» **PROBLEM**: Restate all of the entries exactly, dropping any pictures they hold.

Records about charts and figures:
<<<<
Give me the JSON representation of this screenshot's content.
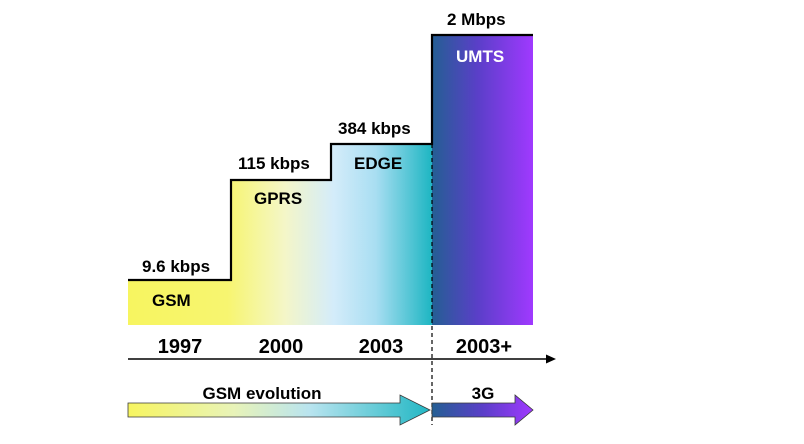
{
  "stages": [
    {
      "tech": "GSM",
      "speed": "9.6 kbps",
      "year": "1997"
    },
    {
      "tech": "GPRS",
      "speed": "115 kbps",
      "year": "2000"
    },
    {
      "tech": "EDGE",
      "speed": "384 kbps",
      "year": "2003"
    },
    {
      "tech": "UMTS",
      "speed": "2 Mbps",
      "year": "2003+"
    }
  ],
  "evolution": {
    "gsm_label": "GSM evolution",
    "g3_label": "3G"
  },
  "colors": {
    "gsm_start": "#f7f560",
    "gprs_mid": "#f4f6b8",
    "edge_light": "#cfe9fb",
    "edge_end": "#22b7c4",
    "umts_start": "#245f93",
    "umts_end": "#a039ff",
    "tech_text_dark": "#000000",
    "tech_text_umts": "#ffffff"
  }
}
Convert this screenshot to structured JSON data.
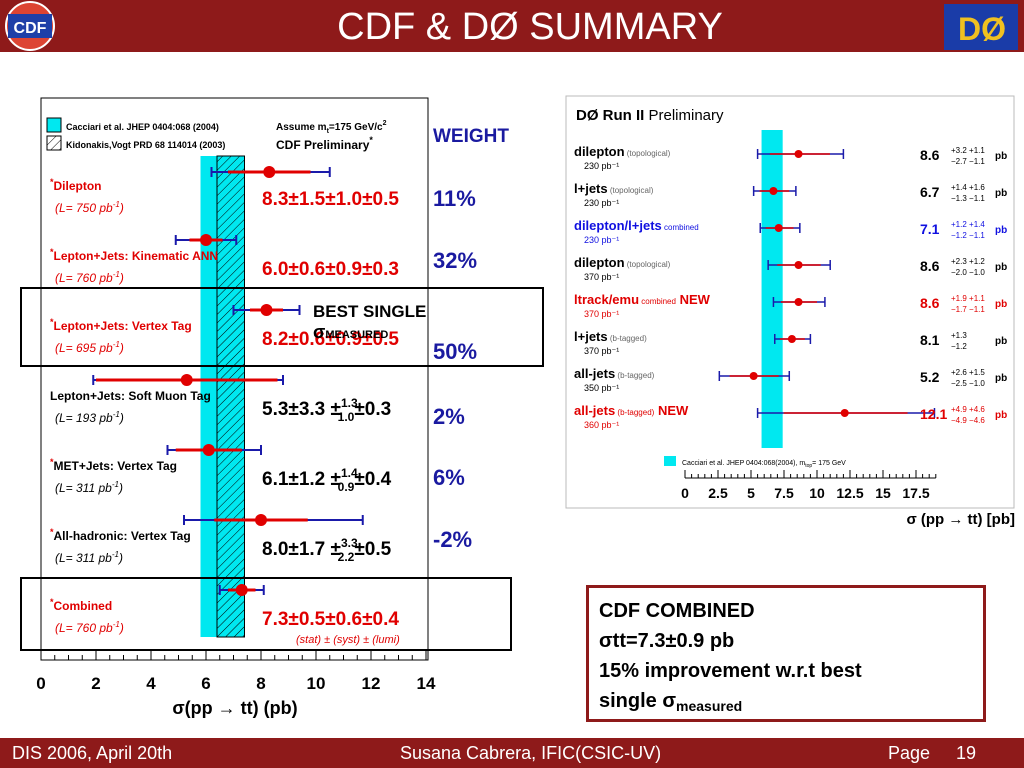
>>>>
» **FINAL RESULT**:
Give me the JSON representation of this screenshot's content.
{
  "stages": [
    {
      "tech": "GSM",
      "speed": "9.6 kbps",
      "year": "1997"
    },
    {
      "tech": "GPRS",
      "speed": "115 kbps",
      "year": "2000"
    },
    {
      "tech": "EDGE",
      "speed": "384 kbps",
      "year": "2003"
    },
    {
      "tech": "UMTS",
      "speed": "2 Mbps",
      "year": "2003+"
    }
  ],
  "evolution": {
    "gsm_label": "GSM evolution",
    "g3_label": "3G"
  },
  "colors": {
    "gsm_start": "#f7f560",
    "gprs_mid": "#f4f6b8",
    "edge_light": "#cfe9fb",
    "edge_end": "#22b7c4",
    "umts_start": "#245f93",
    "umts_end": "#a039ff",
    "tech_text_dark": "#000000",
    "tech_text_umts": "#ffffff"
  }
}
Convert this screenshot to structured JSON data.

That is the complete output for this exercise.